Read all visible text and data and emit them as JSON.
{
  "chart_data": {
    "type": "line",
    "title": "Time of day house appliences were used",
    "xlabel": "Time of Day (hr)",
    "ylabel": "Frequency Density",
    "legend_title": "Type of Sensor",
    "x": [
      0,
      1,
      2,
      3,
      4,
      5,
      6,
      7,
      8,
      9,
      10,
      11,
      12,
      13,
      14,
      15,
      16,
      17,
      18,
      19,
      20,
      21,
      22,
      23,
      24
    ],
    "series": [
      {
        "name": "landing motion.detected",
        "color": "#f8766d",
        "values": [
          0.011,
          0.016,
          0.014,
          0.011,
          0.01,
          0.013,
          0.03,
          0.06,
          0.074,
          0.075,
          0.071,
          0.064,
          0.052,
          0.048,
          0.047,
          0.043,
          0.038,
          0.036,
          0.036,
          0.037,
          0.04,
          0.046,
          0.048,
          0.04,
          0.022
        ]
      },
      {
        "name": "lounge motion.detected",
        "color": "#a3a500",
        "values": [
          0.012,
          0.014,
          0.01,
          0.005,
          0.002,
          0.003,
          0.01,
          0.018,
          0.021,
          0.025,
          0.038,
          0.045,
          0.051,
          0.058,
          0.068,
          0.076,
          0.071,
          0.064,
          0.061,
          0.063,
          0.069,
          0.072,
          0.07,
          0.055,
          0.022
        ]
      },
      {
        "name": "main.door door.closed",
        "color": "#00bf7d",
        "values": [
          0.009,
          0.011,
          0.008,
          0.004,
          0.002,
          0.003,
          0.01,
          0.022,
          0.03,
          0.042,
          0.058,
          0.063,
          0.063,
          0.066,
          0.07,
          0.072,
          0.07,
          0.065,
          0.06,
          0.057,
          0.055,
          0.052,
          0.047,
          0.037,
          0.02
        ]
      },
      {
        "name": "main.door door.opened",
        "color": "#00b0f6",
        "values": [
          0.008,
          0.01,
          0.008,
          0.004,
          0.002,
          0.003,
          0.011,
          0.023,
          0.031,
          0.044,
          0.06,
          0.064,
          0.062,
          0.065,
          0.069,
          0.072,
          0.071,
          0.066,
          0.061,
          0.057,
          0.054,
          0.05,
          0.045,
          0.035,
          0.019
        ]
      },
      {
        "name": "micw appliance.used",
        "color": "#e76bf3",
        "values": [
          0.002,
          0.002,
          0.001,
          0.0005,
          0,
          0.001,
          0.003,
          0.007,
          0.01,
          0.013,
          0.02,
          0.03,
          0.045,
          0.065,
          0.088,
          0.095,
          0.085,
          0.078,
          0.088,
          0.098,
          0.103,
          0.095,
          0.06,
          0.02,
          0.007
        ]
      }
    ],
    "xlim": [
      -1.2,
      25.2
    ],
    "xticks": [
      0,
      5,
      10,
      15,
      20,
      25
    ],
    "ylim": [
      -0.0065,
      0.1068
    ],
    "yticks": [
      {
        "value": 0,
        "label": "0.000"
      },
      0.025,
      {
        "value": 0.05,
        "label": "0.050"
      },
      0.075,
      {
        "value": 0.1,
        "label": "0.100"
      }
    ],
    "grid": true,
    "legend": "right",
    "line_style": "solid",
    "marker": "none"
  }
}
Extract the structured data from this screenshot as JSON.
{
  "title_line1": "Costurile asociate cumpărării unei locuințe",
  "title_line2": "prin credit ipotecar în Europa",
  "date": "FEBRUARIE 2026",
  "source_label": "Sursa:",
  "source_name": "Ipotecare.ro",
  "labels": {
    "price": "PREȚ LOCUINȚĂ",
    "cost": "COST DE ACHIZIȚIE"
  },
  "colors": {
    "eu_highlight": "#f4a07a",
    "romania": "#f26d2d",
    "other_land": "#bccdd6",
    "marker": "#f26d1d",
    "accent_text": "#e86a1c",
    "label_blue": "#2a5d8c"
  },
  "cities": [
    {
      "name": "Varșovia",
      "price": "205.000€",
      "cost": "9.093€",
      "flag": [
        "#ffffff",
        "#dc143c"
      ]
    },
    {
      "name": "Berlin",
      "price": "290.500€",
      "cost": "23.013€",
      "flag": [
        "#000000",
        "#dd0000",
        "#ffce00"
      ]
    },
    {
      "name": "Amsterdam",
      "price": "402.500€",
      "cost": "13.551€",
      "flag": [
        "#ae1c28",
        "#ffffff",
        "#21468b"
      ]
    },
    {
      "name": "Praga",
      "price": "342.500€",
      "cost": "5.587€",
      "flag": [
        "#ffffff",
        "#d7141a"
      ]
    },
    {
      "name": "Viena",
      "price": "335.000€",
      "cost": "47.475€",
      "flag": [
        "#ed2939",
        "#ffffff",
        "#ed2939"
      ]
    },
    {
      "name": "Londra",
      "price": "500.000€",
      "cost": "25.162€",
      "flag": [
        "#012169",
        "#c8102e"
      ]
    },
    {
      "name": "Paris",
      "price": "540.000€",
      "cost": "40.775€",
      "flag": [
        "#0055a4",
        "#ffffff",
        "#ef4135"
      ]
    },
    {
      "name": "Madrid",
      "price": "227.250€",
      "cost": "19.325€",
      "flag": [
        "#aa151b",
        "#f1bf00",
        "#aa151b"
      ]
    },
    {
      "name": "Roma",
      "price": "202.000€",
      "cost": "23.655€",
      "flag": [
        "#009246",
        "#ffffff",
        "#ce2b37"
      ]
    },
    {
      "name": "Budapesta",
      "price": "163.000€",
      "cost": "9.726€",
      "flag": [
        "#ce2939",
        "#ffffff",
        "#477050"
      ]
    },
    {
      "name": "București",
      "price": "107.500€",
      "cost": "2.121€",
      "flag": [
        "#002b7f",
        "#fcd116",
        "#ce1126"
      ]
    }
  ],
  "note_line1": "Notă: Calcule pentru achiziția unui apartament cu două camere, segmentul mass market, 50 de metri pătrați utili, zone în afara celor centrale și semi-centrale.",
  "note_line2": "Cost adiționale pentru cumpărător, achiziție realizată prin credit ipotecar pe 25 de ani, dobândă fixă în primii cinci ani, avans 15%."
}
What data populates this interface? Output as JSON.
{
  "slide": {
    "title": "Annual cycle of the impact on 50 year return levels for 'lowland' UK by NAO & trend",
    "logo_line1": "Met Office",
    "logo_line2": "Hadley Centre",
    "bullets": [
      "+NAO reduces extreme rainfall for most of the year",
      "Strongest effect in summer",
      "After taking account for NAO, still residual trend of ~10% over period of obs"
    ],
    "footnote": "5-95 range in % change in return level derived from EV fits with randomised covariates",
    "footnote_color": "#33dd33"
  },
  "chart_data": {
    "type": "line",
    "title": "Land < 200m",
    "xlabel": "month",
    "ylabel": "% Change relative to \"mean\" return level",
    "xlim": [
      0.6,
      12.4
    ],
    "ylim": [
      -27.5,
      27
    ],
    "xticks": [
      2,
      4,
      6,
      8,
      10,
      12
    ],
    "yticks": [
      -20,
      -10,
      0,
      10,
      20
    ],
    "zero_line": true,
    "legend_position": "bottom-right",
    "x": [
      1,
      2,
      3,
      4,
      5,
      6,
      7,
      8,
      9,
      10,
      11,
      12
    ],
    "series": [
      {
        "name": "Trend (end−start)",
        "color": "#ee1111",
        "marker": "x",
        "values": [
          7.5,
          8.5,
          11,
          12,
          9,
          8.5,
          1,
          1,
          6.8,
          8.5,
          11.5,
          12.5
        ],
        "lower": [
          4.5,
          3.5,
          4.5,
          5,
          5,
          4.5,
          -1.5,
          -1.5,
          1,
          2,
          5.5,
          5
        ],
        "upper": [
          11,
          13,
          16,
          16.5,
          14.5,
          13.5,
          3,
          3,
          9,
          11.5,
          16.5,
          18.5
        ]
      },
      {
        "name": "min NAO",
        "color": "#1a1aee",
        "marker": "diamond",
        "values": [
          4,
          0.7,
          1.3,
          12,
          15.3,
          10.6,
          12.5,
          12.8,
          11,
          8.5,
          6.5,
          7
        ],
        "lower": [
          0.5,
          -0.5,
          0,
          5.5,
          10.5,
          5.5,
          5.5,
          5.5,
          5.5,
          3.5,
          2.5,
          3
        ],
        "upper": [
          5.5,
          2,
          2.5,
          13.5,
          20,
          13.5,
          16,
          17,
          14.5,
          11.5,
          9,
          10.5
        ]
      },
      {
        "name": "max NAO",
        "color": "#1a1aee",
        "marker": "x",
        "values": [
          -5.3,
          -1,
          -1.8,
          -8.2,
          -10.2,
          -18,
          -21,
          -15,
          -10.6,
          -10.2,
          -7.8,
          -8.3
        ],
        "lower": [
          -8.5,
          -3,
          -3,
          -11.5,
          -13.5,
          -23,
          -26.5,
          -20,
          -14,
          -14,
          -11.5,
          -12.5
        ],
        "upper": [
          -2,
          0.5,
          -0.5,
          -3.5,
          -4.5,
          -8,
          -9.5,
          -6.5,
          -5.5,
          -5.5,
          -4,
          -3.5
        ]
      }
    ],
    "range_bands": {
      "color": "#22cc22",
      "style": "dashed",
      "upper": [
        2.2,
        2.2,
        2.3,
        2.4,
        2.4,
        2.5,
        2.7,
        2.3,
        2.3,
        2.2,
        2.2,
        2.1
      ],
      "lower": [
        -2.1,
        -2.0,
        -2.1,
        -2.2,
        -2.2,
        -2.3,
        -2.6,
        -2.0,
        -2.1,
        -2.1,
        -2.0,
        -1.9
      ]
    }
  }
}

• [BRIEF]
Return, from the data, each line that has the word "JSON" in it.

• [FINAL RESULT]
Read all visible text and data and emit them as JSON.
Extract the structured data from this screenshot as JSON.
What data populates this interface? Output as JSON.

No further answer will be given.